TASK: Copy every line of the records below where the word "obligatoriskt" occurs.

INPUT RECORDS:
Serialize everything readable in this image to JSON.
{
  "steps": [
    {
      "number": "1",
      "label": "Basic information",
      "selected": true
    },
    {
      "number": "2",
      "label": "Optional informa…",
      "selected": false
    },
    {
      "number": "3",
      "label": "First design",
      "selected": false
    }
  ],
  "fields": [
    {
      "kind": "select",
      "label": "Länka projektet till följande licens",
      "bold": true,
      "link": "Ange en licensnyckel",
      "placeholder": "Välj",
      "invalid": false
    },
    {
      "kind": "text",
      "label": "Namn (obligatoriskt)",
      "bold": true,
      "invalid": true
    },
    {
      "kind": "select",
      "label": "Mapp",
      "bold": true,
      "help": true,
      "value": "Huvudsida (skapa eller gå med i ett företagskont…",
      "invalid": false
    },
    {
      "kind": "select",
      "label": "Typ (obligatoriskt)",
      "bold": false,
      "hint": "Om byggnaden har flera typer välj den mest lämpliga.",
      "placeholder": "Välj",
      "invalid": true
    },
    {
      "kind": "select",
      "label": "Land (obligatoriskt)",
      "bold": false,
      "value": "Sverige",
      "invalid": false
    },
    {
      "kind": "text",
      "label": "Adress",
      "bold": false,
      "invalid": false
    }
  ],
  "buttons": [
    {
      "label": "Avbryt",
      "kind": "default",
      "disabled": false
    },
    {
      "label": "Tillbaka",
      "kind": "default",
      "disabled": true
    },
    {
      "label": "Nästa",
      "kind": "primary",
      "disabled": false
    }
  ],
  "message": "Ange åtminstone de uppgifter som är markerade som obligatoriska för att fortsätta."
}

EXPECTED ANSWER:
      "label": "Namn (obligatoriskt)",
      "label": "Typ (obligatoriskt)",
      "label": "Land (obligatoriskt)",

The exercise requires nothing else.